What to produce
Below are the records; reproduce all of them exactly but without any images.

Chart and figure data
====

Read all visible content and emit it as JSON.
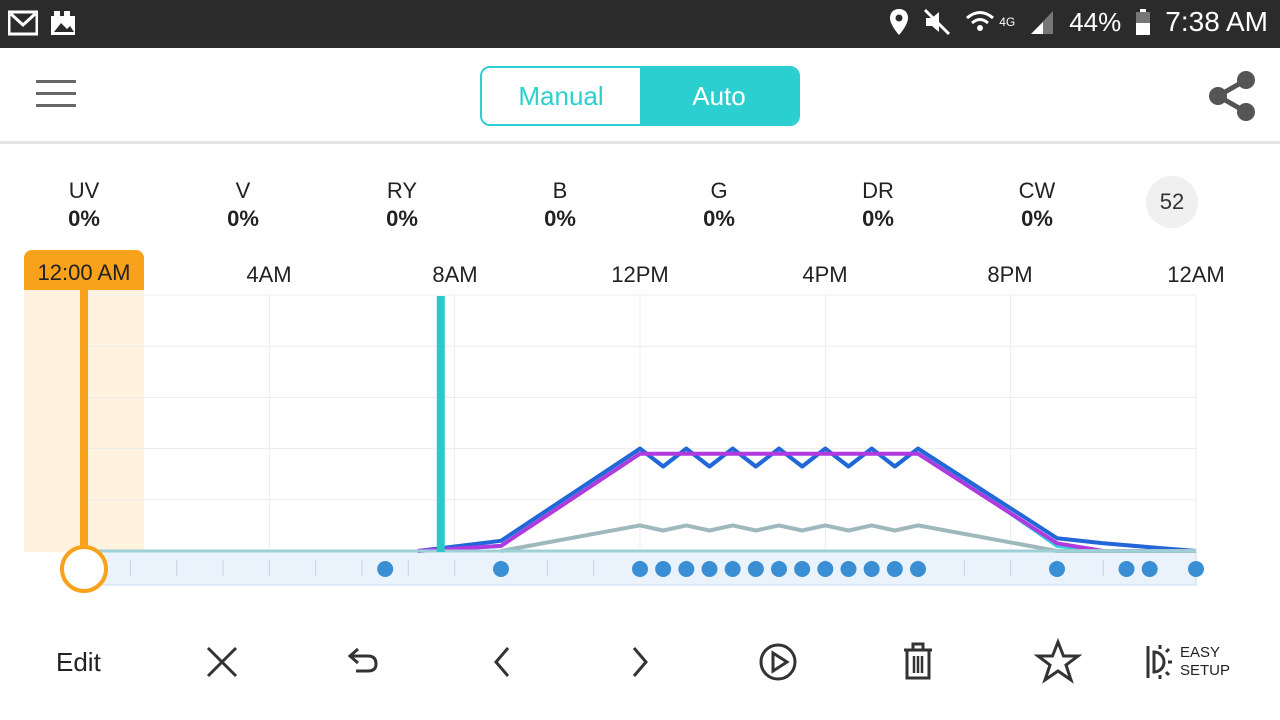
{
  "status_bar": {
    "battery": "44%",
    "time": "7:38 AM",
    "network": "4G",
    "left_icons": [
      "gmail-icon",
      "photos-icon"
    ],
    "right_icons": [
      "location-icon",
      "mute-icon",
      "wifi-icon",
      "signal-icon",
      "battery-icon"
    ]
  },
  "header": {
    "mode_manual": "Manual",
    "mode_auto": "Auto",
    "active_mode": "Auto"
  },
  "channels": [
    {
      "name": "UV",
      "value": "0%"
    },
    {
      "name": "V",
      "value": "0%"
    },
    {
      "name": "RY",
      "value": "0%"
    },
    {
      "name": "B",
      "value": "0%"
    },
    {
      "name": "G",
      "value": "0%"
    },
    {
      "name": "DR",
      "value": "0%"
    },
    {
      "name": "CW",
      "value": "0%"
    }
  ],
  "badge": "52",
  "timeline": {
    "current_time": "12:00 AM",
    "ticks": [
      "4AM",
      "8AM",
      "12PM",
      "4PM",
      "8PM",
      "12AM"
    ]
  },
  "chart_data": {
    "type": "line",
    "x_unit": "hours",
    "xlim": [
      0,
      24
    ],
    "ylim": [
      0,
      100
    ],
    "now_marker": 0,
    "cursor_marker": 7.7,
    "series": [
      {
        "color": "#2fd3dd",
        "x": [
          7.2,
          9.0,
          12.0,
          12.5,
          13.0,
          13.5,
          14.0,
          14.5,
          15.0,
          15.5,
          16.0,
          16.5,
          17.0,
          17.5,
          18.0,
          21.0,
          22.0,
          24.0
        ],
        "values": [
          0,
          2,
          40,
          33,
          40,
          33,
          40,
          33,
          40,
          33,
          40,
          33,
          40,
          33,
          40,
          2,
          0,
          0
        ]
      },
      {
        "color": "#2266d8",
        "x": [
          7.2,
          9.0,
          12.0,
          12.5,
          13.0,
          13.5,
          14.0,
          14.5,
          15.0,
          15.5,
          16.0,
          16.5,
          17.0,
          17.5,
          18.0,
          21.0,
          22.0,
          24.0
        ],
        "values": [
          0,
          4,
          40,
          33,
          40,
          33,
          40,
          33,
          40,
          33,
          40,
          33,
          40,
          33,
          40,
          5,
          3,
          0
        ]
      },
      {
        "color": "#b03adf",
        "x": [
          7.2,
          9.0,
          12.0,
          18.0,
          21.0,
          22.0,
          24.0
        ],
        "values": [
          0,
          2,
          38,
          38,
          3,
          0,
          0
        ]
      },
      {
        "color": "#9fb8bd",
        "x": [
          9.0,
          12.0,
          12.5,
          13.0,
          13.5,
          14.0,
          14.5,
          15.0,
          15.5,
          16.0,
          16.5,
          17.0,
          17.5,
          18.0,
          21.0,
          24.0
        ],
        "values": [
          0,
          10,
          8,
          10,
          8,
          10,
          8,
          10,
          8,
          10,
          8,
          10,
          8,
          10,
          0,
          0
        ]
      }
    ],
    "points": [
      6.5,
      9.0,
      12.0,
      12.5,
      13.0,
      13.5,
      14.0,
      14.5,
      15.0,
      15.5,
      16.0,
      16.5,
      17.0,
      17.5,
      18.0,
      21.0,
      22.5,
      23.0,
      24.0
    ]
  },
  "toolbar": {
    "edit": "Edit",
    "easy_setup_1": "EASY",
    "easy_setup_2": "SETUP",
    "icons": [
      "close-icon",
      "undo-icon",
      "prev-icon",
      "next-icon",
      "play-icon",
      "trash-icon",
      "star-icon",
      "brightness-icon"
    ]
  }
}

====

Complete response
Read all visible content and emit it as JSON.
{
  "status_bar": {
    "battery": "44%",
    "time": "7:38 AM",
    "network": "4G",
    "left_icons": [
      "gmail-icon",
      "photos-icon"
    ],
    "right_icons": [
      "location-icon",
      "mute-icon",
      "wifi-icon",
      "signal-icon",
      "battery-icon"
    ]
  },
  "header": {
    "mode_manual": "Manual",
    "mode_auto": "Auto",
    "active_mode": "Auto"
  },
  "channels": [
    {
      "name": "UV",
      "value": "0%"
    },
    {
      "name": "V",
      "value": "0%"
    },
    {
      "name": "RY",
      "value": "0%"
    },
    {
      "name": "B",
      "value": "0%"
    },
    {
      "name": "G",
      "value": "0%"
    },
    {
      "name": "DR",
      "value": "0%"
    },
    {
      "name": "CW",
      "value": "0%"
    }
  ],
  "badge": "52",
  "timeline": {
    "current_time": "12:00 AM",
    "ticks": [
      "4AM",
      "8AM",
      "12PM",
      "4PM",
      "8PM",
      "12AM"
    ]
  },
  "chart_data": {
    "type": "line",
    "x_unit": "hours",
    "xlim": [
      0,
      24
    ],
    "ylim": [
      0,
      100
    ],
    "now_marker": 0,
    "cursor_marker": 7.7,
    "series": [
      {
        "color": "#2fd3dd",
        "x": [
          7.2,
          9.0,
          12.0,
          12.5,
          13.0,
          13.5,
          14.0,
          14.5,
          15.0,
          15.5,
          16.0,
          16.5,
          17.0,
          17.5,
          18.0,
          21.0,
          22.0,
          24.0
        ],
        "values": [
          0,
          2,
          40,
          33,
          40,
          33,
          40,
          33,
          40,
          33,
          40,
          33,
          40,
          33,
          40,
          2,
          0,
          0
        ]
      },
      {
        "color": "#2266d8",
        "x": [
          7.2,
          9.0,
          12.0,
          12.5,
          13.0,
          13.5,
          14.0,
          14.5,
          15.0,
          15.5,
          16.0,
          16.5,
          17.0,
          17.5,
          18.0,
          21.0,
          22.0,
          24.0
        ],
        "values": [
          0,
          4,
          40,
          33,
          40,
          33,
          40,
          33,
          40,
          33,
          40,
          33,
          40,
          33,
          40,
          5,
          3,
          0
        ]
      },
      {
        "color": "#b03adf",
        "x": [
          7.2,
          9.0,
          12.0,
          18.0,
          21.0,
          22.0,
          24.0
        ],
        "values": [
          0,
          2,
          38,
          38,
          3,
          0,
          0
        ]
      },
      {
        "color": "#9fb8bd",
        "x": [
          9.0,
          12.0,
          12.5,
          13.0,
          13.5,
          14.0,
          14.5,
          15.0,
          15.5,
          16.0,
          16.5,
          17.0,
          17.5,
          18.0,
          21.0,
          24.0
        ],
        "values": [
          0,
          10,
          8,
          10,
          8,
          10,
          8,
          10,
          8,
          10,
          8,
          10,
          8,
          10,
          0,
          0
        ]
      }
    ],
    "points": [
      6.5,
      9.0,
      12.0,
      12.5,
      13.0,
      13.5,
      14.0,
      14.5,
      15.0,
      15.5,
      16.0,
      16.5,
      17.0,
      17.5,
      18.0,
      21.0,
      22.5,
      23.0,
      24.0
    ]
  },
  "toolbar": {
    "edit": "Edit",
    "easy_setup_1": "EASY",
    "easy_setup_2": "SETUP",
    "icons": [
      "close-icon",
      "undo-icon",
      "prev-icon",
      "next-icon",
      "play-icon",
      "trash-icon",
      "star-icon",
      "brightness-icon"
    ]
  }
}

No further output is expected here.